Work instructions: Determine how many lines in these records hold "ovládacím". Only the number is wanted.
• • • • • • •
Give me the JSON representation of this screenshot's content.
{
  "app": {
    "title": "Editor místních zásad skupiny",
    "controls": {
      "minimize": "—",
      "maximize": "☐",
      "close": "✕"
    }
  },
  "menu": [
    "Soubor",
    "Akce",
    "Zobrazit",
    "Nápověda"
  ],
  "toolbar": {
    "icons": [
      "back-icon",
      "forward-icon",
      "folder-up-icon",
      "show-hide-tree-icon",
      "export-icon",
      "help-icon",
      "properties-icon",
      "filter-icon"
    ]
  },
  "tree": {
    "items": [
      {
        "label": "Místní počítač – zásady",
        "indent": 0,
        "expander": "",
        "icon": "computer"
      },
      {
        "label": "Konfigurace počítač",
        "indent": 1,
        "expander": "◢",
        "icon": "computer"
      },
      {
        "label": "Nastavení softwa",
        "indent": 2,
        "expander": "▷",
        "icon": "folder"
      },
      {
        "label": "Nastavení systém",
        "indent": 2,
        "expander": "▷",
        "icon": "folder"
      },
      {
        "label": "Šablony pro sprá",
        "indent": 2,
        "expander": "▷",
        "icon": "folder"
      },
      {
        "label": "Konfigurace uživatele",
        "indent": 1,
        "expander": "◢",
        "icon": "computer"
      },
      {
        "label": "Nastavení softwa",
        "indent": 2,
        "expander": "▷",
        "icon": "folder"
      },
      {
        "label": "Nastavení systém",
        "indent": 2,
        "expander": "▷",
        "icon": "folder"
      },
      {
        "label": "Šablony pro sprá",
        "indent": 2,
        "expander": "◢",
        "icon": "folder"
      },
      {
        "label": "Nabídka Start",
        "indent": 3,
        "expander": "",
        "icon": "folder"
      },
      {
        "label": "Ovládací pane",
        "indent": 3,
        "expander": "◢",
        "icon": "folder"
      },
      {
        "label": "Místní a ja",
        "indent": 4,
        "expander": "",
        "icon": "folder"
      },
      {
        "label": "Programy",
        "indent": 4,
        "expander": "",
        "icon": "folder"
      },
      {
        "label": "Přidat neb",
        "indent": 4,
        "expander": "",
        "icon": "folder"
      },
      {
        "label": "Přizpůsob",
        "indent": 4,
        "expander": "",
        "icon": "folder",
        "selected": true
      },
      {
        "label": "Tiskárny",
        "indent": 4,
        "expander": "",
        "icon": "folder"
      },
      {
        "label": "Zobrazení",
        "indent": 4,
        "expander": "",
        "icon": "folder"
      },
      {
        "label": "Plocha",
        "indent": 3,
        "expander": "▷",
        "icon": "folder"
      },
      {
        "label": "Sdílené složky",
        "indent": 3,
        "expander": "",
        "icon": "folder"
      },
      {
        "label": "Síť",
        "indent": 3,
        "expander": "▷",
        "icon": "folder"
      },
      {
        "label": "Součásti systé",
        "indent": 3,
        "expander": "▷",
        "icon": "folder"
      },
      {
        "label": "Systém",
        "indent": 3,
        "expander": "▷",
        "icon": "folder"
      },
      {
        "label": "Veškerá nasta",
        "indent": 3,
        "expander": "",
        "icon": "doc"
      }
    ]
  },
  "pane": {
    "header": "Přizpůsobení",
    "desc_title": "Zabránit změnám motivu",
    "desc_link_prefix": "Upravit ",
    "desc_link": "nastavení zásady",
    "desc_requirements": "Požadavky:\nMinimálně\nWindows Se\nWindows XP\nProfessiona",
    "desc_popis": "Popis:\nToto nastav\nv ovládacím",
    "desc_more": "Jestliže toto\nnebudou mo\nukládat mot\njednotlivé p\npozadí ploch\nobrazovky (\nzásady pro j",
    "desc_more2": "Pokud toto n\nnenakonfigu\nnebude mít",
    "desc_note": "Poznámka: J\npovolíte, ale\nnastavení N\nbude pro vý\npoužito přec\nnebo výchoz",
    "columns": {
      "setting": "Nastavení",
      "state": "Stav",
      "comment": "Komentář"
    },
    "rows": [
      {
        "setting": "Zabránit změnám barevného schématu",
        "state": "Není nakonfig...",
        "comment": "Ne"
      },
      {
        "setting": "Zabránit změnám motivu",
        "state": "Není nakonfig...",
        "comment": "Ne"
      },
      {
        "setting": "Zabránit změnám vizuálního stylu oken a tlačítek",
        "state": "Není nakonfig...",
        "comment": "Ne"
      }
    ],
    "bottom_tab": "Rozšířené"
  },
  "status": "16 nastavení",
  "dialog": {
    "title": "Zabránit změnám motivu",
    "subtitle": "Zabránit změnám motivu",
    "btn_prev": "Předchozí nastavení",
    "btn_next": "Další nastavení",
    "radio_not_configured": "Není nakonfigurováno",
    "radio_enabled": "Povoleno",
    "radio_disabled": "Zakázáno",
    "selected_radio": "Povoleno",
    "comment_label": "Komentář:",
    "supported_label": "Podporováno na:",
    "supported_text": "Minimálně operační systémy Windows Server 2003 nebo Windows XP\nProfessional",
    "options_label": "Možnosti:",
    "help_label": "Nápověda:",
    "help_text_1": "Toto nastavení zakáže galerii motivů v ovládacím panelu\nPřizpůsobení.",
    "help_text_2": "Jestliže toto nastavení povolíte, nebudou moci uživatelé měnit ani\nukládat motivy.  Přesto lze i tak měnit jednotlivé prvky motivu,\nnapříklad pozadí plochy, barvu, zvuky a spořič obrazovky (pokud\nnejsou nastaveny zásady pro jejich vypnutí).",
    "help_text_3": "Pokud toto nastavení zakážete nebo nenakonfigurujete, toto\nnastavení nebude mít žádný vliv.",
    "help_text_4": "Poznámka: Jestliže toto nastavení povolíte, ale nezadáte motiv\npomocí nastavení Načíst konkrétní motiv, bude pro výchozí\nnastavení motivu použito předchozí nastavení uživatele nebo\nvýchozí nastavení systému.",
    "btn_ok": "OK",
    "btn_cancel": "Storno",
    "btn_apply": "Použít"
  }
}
• • • • • • •
Exercise answer: 2